After obtaining the permutation index list ℙ, we proceed with the detection and extraction of the hints from I to assemble Π. This is done by the function HINTS_DETECTION(·) that takes as input I, and ℙ (see line 3). Notice that for the synchronization to be successful, the same permutation had to be used to embed the hints into I. Nevertheless, as previously mentioned, as long as KEYED_PERMUTATION(·) is used with the same parameter values, this is guaranteed.

Algorithm 2 breaks down the logic of HINTS_DETECTION(·). It takes as input the parameters described above and returns an ordered hint set as Π. The operations depicted in this algorithm correspond to the extraction of bits based on the difference expansion method. Therefore, an even number of items is required in I. Thus, if an odd number of values is contained in I, one parameter is not involved in the synchronization.

(Element box records)
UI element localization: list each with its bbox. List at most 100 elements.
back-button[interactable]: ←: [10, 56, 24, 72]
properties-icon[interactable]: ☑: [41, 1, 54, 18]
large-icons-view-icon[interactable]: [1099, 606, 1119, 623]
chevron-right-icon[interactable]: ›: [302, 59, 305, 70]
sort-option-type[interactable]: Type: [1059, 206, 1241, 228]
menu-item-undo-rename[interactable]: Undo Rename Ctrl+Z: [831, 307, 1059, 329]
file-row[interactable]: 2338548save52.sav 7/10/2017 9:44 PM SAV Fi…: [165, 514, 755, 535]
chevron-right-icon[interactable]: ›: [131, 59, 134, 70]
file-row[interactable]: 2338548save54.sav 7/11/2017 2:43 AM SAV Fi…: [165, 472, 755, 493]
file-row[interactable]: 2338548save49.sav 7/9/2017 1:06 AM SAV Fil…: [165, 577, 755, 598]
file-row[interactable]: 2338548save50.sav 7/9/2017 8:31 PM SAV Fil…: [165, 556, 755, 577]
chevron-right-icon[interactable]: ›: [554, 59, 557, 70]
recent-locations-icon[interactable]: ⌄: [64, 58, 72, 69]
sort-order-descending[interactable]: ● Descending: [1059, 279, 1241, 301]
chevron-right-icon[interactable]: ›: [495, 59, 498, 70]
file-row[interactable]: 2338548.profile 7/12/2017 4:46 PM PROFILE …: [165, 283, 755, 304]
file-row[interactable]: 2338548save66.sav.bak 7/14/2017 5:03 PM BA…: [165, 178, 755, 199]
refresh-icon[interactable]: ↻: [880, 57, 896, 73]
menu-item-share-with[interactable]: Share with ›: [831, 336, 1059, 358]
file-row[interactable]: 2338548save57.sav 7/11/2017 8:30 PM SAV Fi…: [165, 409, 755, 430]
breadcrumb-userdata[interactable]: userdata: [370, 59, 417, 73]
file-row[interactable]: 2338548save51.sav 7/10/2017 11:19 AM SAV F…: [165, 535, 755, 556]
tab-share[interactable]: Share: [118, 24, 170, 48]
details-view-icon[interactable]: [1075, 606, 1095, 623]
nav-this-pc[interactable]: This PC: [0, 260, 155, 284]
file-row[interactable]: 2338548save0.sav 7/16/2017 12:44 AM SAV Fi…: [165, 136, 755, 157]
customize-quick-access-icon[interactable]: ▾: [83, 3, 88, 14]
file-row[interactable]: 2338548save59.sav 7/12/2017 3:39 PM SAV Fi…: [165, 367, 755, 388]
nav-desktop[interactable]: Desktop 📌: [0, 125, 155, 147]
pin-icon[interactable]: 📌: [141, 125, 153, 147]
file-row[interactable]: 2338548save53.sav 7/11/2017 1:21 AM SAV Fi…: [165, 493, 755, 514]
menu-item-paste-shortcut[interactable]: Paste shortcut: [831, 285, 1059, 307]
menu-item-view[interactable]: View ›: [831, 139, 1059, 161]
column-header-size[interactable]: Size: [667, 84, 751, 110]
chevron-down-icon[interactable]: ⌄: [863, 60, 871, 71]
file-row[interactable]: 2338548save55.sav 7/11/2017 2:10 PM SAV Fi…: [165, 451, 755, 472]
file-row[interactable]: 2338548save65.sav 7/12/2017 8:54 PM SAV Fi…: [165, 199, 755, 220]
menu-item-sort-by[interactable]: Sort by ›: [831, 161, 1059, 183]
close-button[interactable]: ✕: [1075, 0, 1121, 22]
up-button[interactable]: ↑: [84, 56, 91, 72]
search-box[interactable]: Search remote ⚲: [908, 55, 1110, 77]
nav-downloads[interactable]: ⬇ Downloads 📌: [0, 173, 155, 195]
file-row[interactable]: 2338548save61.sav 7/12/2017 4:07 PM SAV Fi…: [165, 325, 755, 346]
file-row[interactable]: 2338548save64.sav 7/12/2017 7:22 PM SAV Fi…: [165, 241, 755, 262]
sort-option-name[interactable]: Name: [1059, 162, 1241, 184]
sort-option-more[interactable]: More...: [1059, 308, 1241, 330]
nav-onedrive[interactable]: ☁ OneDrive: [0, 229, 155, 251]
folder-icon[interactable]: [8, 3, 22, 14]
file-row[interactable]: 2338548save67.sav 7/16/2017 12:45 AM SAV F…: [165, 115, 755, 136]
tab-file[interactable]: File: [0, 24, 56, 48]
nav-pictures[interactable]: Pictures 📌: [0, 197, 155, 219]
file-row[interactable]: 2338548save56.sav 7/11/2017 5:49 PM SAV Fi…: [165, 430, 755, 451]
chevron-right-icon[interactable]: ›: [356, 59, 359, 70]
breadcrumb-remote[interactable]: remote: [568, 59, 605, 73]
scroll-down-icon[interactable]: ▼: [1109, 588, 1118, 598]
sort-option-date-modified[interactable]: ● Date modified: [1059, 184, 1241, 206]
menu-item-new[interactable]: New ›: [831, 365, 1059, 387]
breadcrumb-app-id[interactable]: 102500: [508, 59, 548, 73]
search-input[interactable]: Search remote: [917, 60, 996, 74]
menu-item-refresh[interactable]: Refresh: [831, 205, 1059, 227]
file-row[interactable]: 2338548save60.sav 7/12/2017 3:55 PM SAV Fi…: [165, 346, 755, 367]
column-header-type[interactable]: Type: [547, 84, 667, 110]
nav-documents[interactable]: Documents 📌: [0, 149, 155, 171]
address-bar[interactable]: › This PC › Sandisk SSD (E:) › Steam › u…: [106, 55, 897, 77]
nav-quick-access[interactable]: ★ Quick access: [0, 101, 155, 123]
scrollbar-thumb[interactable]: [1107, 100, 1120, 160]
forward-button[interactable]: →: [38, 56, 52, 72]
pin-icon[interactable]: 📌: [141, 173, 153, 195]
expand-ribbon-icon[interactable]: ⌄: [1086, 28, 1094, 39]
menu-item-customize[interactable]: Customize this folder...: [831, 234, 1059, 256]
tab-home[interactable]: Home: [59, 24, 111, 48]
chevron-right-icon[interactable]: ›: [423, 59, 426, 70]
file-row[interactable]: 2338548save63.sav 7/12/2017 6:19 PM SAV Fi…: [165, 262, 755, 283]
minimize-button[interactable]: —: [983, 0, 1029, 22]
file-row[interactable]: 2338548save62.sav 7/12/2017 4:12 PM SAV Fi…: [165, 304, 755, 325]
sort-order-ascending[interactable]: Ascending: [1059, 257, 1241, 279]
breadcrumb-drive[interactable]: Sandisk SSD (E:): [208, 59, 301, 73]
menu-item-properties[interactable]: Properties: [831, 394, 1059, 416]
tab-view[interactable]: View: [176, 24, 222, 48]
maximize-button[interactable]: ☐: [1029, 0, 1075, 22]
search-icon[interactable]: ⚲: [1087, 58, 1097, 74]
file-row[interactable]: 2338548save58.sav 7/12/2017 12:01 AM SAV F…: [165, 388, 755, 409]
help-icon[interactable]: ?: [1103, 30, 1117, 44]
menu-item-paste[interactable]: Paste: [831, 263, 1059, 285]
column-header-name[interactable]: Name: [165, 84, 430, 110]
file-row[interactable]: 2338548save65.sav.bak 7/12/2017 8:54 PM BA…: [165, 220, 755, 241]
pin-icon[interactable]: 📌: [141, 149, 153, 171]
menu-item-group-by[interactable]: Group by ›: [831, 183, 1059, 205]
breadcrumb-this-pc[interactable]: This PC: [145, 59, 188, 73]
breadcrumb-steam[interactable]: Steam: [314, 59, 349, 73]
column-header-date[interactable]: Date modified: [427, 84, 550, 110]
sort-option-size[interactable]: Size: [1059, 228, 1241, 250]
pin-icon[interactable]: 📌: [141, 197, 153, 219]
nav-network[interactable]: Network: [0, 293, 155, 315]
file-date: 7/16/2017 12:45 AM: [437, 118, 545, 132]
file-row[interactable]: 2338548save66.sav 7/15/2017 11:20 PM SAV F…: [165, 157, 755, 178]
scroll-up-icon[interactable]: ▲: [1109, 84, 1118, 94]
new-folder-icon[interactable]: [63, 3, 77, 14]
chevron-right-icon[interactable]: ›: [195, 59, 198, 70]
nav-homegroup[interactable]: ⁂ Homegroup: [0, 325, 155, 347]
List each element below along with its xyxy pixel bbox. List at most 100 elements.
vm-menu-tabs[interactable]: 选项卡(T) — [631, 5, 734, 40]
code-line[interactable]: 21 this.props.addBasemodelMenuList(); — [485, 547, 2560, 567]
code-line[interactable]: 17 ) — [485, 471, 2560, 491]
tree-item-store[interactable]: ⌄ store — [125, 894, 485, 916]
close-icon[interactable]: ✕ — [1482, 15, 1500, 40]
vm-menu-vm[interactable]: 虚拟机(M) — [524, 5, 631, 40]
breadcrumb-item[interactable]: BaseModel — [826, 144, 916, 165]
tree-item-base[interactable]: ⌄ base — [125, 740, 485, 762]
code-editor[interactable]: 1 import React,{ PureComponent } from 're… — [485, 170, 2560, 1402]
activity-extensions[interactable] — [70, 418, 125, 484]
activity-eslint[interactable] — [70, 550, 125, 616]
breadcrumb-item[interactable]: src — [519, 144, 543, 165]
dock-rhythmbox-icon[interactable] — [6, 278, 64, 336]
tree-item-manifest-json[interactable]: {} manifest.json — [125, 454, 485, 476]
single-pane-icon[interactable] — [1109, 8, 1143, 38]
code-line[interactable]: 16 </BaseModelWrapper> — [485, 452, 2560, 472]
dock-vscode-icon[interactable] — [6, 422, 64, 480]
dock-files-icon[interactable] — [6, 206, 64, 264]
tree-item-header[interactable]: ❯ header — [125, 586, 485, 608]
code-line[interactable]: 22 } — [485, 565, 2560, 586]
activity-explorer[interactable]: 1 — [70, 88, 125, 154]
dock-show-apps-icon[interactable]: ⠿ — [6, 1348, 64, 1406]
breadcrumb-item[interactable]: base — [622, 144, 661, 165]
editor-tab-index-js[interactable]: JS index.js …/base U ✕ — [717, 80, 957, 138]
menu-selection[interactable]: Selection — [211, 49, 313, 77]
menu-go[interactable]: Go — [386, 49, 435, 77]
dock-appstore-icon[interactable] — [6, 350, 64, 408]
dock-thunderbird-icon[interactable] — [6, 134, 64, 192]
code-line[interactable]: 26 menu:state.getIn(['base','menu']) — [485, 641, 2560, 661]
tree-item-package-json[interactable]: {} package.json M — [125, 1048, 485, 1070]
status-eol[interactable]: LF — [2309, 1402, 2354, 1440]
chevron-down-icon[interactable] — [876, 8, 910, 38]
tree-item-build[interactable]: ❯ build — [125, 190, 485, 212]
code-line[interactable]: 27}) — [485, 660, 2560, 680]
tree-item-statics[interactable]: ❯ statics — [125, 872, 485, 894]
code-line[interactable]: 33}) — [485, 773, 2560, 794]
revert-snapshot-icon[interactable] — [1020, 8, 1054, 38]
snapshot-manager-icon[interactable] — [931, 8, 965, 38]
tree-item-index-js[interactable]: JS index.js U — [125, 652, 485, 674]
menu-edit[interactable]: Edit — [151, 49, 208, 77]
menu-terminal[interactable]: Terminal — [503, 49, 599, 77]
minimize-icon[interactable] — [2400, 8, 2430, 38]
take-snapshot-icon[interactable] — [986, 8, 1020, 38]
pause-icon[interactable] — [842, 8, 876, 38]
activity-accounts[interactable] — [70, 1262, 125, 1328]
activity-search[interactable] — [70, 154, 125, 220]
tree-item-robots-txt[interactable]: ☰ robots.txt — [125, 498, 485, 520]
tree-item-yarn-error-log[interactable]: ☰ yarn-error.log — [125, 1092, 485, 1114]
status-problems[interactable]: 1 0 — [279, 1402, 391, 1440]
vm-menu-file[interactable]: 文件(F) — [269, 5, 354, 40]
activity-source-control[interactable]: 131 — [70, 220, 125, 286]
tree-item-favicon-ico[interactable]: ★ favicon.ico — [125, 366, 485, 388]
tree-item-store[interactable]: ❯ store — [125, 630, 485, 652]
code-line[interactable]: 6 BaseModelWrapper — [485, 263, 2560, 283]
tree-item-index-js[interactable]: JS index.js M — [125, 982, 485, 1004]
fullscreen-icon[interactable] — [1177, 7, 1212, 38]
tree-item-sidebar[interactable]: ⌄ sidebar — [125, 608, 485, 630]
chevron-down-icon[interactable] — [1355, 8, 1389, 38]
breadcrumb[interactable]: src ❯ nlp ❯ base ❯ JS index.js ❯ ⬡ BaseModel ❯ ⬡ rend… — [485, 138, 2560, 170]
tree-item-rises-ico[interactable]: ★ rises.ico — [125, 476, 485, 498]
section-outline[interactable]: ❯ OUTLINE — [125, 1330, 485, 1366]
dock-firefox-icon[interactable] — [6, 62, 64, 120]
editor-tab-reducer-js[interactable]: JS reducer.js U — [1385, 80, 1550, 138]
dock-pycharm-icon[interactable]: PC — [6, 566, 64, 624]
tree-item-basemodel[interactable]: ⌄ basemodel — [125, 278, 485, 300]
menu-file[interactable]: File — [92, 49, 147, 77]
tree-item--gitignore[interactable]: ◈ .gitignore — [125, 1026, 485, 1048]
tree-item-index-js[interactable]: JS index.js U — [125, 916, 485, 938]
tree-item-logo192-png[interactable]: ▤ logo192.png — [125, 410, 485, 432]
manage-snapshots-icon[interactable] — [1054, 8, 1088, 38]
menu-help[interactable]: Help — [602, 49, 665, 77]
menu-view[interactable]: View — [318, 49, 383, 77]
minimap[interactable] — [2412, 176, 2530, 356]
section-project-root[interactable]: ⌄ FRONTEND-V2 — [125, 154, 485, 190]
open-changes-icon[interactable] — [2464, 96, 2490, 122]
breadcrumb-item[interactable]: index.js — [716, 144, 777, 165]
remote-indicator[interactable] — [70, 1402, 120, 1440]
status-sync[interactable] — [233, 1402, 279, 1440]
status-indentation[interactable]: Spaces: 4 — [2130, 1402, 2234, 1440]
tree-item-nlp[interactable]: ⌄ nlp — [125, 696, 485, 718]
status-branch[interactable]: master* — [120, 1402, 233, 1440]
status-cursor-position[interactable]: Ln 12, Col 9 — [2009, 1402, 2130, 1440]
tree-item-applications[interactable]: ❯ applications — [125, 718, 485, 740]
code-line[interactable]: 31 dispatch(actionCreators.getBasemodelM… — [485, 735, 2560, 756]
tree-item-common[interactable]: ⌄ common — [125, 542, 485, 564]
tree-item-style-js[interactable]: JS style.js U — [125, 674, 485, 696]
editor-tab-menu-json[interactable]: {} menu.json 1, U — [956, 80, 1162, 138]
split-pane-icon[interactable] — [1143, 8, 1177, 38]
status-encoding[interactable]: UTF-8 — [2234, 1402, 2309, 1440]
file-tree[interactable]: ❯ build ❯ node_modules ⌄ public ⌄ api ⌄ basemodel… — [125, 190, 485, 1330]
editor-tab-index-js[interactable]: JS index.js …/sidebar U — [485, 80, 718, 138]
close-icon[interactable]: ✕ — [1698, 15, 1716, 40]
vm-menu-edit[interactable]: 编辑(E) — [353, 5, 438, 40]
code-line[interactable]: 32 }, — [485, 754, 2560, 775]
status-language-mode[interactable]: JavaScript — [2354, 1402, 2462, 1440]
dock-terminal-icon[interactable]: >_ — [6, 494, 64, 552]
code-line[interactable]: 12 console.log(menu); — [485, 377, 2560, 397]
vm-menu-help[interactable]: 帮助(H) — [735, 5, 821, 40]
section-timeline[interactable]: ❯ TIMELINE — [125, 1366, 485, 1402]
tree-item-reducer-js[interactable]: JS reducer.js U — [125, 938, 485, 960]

■ DESCRIPTION OF THE TASK
Reproduce the passage on hint detection above word for word, from "After obtaining the" up to and including "in the synchronization.".

■ RESPONSE
After obtaining the permutation index list ℙ, we proceed with the detection and extraction of the hints from I to assemble Π. This is done by the function HINTS_DETECTION(·) that takes as input I, and ℙ (see line 3). Notice that for the synchronization to be successful, the same permutation had to be used to embed the hints into I. Nevertheless, as previously mentioned, as long as KEYED_PERMUTATION(·) is used with the same parameter values, this is guaranteed.

Algorithm 2 breaks down the logic of HINTS_DETECTION(·). It takes as input the parameters described above and returns an ordered hint set as Π. The operations depicted in this algorithm correspond to the extraction of bits based on the difference expansion method. Therefore, an even number of items is required in I. Thus, if an odd number of values is contained in I, one parameter is not involved in the synchronization.